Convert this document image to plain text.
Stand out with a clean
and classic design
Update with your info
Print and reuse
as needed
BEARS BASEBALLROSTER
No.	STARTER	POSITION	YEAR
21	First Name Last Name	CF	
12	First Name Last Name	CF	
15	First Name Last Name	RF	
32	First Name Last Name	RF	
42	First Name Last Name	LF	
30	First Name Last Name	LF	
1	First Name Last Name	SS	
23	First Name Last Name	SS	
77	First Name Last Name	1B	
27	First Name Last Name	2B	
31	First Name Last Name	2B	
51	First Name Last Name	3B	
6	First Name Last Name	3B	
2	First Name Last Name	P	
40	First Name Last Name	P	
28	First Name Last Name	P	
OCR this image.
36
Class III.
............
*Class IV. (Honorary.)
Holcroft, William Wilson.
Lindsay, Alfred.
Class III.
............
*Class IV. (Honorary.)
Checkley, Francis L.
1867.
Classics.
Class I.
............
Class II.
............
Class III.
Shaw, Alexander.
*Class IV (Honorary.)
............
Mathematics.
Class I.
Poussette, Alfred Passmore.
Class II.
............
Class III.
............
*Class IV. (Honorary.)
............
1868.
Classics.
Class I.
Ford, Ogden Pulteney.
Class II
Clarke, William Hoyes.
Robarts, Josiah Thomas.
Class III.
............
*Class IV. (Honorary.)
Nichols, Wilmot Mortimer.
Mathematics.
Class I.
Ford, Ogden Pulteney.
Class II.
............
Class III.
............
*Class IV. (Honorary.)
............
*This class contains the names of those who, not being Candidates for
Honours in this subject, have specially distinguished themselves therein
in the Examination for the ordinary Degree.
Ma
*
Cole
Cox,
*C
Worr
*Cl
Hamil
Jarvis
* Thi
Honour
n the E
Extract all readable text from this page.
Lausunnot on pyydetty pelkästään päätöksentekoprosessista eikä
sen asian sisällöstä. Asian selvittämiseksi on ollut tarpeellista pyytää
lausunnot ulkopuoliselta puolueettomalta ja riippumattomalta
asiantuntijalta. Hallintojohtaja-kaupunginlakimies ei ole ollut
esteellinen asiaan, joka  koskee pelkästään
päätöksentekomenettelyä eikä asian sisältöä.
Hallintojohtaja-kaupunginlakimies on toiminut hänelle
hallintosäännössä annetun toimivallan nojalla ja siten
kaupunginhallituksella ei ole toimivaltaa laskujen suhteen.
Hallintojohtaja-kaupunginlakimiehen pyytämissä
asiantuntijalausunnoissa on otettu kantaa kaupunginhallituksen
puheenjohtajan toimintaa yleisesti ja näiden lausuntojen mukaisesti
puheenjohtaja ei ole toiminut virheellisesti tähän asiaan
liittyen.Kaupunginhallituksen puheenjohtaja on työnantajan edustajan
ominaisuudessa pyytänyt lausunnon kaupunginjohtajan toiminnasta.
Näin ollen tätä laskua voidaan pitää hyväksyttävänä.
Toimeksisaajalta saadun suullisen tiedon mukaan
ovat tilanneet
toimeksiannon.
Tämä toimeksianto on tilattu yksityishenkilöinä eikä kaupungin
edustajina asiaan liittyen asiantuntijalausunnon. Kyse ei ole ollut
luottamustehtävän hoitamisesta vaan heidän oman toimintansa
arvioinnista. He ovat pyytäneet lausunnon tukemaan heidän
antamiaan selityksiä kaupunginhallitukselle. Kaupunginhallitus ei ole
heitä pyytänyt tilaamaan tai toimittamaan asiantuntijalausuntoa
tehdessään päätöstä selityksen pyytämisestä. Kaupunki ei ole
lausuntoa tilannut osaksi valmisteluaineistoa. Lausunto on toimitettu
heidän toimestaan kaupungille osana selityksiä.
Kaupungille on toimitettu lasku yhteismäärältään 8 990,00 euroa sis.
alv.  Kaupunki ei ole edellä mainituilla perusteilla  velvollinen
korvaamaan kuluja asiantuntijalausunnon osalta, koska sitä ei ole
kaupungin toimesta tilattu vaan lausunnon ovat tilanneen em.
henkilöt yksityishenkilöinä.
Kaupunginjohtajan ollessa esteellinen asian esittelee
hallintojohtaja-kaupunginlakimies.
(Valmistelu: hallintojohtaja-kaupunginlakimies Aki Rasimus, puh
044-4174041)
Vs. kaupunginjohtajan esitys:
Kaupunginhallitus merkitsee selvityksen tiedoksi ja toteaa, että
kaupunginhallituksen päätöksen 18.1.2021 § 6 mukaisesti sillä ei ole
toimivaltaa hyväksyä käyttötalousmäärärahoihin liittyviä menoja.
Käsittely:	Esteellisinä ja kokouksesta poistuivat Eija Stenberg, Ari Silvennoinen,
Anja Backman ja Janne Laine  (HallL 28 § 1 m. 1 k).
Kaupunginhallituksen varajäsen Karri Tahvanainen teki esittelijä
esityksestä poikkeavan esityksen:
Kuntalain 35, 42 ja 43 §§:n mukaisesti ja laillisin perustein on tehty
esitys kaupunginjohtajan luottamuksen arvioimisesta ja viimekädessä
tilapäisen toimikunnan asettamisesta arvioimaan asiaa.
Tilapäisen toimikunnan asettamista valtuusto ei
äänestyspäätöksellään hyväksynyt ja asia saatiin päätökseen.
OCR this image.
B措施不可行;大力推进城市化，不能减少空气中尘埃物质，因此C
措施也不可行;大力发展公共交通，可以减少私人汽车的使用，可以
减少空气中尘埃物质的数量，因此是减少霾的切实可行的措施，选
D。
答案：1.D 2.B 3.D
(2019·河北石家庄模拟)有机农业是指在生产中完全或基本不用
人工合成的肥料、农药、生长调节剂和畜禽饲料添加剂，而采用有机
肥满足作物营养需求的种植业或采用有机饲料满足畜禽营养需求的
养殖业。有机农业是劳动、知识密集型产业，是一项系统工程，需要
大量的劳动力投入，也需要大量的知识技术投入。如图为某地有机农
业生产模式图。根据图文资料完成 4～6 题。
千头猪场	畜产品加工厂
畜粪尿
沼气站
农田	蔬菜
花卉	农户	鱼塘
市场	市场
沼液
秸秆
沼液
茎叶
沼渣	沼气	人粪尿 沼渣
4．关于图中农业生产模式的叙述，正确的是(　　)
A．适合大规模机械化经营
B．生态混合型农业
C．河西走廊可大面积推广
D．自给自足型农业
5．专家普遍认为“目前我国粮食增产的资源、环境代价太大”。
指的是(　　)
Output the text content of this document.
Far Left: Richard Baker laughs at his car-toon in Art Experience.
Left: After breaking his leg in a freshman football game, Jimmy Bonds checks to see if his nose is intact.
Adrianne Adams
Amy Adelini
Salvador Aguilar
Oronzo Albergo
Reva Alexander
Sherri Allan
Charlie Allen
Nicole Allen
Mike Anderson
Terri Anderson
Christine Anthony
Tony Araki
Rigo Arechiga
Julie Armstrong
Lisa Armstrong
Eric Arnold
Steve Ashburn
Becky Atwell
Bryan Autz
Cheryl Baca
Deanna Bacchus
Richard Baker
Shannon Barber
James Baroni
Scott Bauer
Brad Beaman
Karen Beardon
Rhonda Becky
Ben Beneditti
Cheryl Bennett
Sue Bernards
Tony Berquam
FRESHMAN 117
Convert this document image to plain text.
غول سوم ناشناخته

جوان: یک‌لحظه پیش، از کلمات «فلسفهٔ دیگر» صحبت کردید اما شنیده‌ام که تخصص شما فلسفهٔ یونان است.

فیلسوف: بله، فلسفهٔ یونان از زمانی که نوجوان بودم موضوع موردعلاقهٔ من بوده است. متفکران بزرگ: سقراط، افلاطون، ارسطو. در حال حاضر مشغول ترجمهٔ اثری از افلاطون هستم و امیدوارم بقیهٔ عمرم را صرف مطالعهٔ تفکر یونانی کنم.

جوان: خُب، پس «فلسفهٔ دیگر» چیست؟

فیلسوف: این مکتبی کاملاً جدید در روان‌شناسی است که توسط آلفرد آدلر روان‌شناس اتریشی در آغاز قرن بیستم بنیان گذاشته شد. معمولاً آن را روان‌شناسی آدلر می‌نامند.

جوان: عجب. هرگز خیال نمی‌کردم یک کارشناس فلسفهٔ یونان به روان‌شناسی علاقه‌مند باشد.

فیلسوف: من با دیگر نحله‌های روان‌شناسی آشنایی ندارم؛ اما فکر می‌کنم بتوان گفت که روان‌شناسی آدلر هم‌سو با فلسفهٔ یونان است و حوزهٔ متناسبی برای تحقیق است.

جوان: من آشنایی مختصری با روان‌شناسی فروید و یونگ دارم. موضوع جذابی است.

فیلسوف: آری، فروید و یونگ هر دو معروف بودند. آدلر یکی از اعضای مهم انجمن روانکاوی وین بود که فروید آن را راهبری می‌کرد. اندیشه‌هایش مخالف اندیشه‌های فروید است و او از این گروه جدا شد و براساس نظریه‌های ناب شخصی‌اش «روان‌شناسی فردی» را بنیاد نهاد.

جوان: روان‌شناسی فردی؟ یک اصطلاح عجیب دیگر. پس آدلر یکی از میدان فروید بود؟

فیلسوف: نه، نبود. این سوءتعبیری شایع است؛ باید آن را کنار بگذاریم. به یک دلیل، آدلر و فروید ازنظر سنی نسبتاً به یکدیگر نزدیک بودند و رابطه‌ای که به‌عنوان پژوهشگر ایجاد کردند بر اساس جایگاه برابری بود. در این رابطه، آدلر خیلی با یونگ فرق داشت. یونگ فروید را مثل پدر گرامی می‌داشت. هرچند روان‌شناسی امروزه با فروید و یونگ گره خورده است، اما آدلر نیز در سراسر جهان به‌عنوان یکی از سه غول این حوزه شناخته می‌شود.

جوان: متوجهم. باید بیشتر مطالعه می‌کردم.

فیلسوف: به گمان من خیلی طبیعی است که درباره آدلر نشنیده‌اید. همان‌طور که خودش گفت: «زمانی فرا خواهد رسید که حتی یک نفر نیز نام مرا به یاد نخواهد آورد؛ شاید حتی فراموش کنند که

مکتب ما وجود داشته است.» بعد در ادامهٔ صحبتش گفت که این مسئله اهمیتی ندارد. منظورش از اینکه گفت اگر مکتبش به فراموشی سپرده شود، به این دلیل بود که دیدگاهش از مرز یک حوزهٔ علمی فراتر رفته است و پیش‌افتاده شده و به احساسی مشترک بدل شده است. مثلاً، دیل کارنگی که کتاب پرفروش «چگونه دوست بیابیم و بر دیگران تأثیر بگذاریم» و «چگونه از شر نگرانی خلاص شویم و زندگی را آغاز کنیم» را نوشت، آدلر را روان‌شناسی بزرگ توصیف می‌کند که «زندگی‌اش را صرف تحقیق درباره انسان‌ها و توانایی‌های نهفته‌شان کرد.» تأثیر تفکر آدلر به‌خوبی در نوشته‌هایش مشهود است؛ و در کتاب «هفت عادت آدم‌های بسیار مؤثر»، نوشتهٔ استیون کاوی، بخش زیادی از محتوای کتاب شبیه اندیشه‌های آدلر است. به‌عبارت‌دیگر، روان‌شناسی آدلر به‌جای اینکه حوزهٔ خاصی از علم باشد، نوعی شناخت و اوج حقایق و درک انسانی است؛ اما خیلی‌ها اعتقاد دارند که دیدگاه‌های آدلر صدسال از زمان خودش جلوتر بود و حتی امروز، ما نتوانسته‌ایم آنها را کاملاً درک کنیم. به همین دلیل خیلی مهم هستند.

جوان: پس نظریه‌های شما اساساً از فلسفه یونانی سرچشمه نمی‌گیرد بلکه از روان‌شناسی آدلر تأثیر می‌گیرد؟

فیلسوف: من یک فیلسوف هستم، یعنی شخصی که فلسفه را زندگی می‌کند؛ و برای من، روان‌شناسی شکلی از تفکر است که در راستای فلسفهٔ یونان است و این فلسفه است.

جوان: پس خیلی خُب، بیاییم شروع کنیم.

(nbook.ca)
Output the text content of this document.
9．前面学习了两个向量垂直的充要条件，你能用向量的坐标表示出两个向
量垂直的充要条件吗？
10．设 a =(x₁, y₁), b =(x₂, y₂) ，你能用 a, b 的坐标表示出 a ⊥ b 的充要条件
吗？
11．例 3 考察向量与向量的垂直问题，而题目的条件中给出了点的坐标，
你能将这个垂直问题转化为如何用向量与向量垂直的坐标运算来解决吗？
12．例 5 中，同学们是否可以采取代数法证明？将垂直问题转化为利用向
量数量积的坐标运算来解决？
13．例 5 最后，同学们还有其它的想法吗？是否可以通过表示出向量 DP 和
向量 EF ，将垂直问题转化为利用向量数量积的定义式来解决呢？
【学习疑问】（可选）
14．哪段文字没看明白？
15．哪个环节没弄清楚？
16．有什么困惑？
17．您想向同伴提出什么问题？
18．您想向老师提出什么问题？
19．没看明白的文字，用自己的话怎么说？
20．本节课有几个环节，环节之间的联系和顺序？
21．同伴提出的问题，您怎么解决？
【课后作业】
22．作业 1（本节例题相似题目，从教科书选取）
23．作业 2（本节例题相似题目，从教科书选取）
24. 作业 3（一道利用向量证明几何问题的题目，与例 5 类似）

----------

## What you will do
From the listing, tally every line with the word "تحقیق" in it and give only the tally.

## Task answer
2